*TEXTE À LIRE*.
Ce n’est pas la première fois que le récit évangélique évoque des pauvres et des riches et ce n’est jamais de la même façon, comme s’ils devaient être figés dans une posture univoque : en bons ou mauvais.
La parabole racontée aujourd’hui veut nous conduire progressivement vers un point de compréhension, un point d’interprétation. Mais lequel ? On a l’impression qu’elle nous introduit dans un petit théâtre et sa scène où des personnages se montrent et des voix se font entendre. Tout un montage, même avec des personnages et des voix d’outre-tombe.

*CONSIGNE*.
Prolongez le commentaire sur la parabole des pauvres et des riches, ci-dessus, en reprenant juste après sa dernière phrase.

Entrées avec boîtes englobantes:

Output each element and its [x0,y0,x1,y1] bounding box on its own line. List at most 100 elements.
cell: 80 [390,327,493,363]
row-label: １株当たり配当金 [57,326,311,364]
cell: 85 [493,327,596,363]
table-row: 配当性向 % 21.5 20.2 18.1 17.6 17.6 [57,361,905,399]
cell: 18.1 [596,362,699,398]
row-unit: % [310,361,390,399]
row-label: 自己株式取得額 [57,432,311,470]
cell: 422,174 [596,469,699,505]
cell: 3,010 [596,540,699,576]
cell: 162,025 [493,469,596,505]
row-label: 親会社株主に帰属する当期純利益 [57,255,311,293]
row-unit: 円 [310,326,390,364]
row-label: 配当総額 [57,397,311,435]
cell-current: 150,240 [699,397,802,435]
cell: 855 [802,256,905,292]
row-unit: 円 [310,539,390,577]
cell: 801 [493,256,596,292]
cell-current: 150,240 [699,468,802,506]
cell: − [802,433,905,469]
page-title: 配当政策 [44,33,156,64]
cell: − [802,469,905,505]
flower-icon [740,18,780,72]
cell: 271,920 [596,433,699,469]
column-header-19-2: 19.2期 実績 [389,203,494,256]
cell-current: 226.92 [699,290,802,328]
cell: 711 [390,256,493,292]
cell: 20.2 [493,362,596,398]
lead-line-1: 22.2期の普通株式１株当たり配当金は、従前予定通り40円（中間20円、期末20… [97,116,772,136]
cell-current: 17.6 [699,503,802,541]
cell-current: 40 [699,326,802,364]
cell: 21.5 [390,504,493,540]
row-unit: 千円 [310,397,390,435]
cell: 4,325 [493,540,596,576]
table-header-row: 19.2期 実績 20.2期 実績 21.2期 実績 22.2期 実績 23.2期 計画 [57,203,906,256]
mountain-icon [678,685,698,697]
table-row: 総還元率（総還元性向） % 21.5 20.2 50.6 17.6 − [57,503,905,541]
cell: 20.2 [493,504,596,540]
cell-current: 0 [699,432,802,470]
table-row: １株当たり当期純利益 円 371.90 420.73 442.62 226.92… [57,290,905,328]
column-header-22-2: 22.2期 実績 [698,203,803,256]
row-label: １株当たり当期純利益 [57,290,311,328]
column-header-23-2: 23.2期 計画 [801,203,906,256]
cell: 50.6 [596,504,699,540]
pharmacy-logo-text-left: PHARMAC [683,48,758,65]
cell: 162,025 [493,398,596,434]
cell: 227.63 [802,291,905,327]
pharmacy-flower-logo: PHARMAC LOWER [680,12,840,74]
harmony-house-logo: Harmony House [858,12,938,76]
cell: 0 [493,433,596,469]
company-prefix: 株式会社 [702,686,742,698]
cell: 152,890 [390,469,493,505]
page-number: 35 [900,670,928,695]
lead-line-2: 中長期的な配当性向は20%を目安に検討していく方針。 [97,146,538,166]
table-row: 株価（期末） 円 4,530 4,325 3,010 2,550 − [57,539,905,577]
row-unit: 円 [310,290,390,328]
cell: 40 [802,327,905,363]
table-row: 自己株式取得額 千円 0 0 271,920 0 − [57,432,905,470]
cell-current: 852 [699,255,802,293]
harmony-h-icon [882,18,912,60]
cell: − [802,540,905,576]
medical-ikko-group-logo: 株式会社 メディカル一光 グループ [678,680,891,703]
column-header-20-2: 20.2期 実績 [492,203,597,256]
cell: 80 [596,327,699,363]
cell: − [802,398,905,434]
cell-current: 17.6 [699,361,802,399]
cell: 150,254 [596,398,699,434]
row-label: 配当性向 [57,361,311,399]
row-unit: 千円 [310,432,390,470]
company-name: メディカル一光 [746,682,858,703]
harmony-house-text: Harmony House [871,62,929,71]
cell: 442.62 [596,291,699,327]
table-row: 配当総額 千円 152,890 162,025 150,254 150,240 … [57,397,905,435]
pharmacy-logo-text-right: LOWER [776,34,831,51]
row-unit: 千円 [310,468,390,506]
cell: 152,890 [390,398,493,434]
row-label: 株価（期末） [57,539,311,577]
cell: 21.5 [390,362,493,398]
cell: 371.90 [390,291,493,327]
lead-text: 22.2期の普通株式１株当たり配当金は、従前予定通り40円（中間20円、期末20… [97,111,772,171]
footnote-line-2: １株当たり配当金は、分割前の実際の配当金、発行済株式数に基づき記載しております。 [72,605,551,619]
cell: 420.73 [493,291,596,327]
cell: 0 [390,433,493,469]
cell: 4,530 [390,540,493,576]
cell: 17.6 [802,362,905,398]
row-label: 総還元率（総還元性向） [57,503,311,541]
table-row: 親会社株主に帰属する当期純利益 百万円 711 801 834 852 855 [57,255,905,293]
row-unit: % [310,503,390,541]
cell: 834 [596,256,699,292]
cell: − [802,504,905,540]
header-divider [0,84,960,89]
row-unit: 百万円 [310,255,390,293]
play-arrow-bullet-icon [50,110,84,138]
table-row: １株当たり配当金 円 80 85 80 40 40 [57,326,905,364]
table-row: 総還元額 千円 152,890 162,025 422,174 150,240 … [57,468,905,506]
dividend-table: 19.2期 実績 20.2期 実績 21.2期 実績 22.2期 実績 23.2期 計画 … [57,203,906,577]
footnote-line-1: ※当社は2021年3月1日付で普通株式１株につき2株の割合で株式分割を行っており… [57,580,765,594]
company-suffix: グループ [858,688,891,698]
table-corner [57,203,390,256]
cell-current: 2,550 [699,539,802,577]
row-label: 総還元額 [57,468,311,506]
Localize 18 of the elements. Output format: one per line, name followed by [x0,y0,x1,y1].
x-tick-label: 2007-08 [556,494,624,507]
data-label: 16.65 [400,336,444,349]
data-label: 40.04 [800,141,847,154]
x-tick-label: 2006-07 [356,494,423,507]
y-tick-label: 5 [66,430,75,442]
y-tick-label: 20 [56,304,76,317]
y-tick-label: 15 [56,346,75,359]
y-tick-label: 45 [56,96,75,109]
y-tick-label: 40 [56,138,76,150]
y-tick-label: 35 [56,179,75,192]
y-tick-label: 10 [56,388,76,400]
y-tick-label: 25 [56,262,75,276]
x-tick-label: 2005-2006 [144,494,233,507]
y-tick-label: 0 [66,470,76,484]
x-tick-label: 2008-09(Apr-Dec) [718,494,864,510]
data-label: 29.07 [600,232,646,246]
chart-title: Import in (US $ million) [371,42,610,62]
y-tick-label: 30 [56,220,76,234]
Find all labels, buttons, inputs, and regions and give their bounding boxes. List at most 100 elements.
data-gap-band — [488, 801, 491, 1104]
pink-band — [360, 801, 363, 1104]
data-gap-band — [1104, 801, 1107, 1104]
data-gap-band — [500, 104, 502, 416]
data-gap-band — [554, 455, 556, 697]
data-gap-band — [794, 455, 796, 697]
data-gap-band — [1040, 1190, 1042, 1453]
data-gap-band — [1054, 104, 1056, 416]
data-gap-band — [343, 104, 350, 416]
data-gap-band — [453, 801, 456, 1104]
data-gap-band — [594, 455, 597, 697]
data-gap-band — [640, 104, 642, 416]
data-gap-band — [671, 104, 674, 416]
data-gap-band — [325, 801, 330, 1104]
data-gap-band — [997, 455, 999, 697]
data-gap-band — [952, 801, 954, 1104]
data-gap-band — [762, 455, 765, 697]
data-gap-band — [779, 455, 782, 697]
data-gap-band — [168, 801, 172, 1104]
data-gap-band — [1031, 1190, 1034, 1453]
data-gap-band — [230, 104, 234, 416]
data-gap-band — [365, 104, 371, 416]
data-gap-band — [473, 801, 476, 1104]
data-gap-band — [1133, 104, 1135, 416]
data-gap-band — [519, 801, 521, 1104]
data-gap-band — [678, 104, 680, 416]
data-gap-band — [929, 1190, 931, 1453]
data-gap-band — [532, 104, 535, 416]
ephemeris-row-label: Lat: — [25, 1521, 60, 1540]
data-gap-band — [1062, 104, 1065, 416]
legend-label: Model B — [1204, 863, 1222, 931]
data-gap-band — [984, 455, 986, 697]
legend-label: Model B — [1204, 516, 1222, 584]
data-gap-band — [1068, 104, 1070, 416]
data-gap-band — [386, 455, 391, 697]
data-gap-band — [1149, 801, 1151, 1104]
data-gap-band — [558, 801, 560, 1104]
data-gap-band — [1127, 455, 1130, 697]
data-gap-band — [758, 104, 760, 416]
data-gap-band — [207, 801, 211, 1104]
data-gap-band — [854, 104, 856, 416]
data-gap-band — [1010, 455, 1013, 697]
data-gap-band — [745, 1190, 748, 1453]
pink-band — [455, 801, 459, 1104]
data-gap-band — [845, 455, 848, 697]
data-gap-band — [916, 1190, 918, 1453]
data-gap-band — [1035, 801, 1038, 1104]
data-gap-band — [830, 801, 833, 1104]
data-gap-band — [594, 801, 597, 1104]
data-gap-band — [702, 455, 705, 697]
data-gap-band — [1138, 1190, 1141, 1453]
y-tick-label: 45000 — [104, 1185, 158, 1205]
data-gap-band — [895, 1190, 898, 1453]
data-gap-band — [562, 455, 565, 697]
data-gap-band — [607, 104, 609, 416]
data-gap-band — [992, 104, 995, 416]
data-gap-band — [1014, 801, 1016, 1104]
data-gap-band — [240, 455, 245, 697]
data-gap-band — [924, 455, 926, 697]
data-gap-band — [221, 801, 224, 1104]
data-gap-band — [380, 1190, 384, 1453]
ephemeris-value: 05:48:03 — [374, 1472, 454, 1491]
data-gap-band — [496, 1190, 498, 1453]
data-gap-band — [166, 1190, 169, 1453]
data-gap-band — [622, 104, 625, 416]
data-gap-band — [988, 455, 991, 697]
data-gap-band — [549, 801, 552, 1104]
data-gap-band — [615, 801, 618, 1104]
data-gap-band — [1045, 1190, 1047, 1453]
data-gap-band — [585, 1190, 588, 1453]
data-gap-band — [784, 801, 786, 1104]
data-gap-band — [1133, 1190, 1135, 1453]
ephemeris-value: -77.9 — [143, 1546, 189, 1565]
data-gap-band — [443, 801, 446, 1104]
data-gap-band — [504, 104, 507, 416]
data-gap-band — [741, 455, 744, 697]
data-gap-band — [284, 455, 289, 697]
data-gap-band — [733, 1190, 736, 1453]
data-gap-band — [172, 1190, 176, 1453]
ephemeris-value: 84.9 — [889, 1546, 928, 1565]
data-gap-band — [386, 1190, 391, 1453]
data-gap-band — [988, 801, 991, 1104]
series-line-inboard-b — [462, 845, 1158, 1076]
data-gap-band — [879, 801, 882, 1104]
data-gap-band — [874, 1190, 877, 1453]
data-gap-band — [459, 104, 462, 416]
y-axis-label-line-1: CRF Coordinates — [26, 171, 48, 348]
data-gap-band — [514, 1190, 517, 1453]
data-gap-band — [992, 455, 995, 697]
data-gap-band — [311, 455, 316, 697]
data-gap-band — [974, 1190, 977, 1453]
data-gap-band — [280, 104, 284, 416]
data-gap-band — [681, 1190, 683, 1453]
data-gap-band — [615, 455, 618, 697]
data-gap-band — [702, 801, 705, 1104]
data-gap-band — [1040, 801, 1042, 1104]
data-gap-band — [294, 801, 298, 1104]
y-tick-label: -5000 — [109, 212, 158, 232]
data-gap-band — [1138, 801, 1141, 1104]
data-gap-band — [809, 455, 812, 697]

*RÉPONSE*.
Ce qui nous est dit dès le départ, c’est que la richesse rend aveugle et sourd. Ce riche anonyme ne voit pas le pauvre qui est à sa porte, il ne l’entend pas. Seuls les chiens voient le pauvre. C’est une situation qui, bien entendu, est grosse de violence : le luxe étalé et les festins avec les restes jetés à la poubelle. Ici elle n’est pas décrite mais, nous le savons, cette violence ne peut être sous-estimée. Et on peut imaginer le discours des riches souvent répétitif : « c’est comme ça et on ne peut rien y changer ». « Et s’il y a des pauvres, eh bien, c’est parce qu’ils ne changent pas, ils ne changent rien à leur sort ». Il est clair que tout est fait pour verrouiller le système, le cacher. On peut alors se dire, et c’est sans doute la conclusion qui est tirée par beaucoup : il n’y a pas d’avenir. Et sans doute que la parabole prend en charge cette question : mais par où est donc l’avenir ? Comment s’en sortir ?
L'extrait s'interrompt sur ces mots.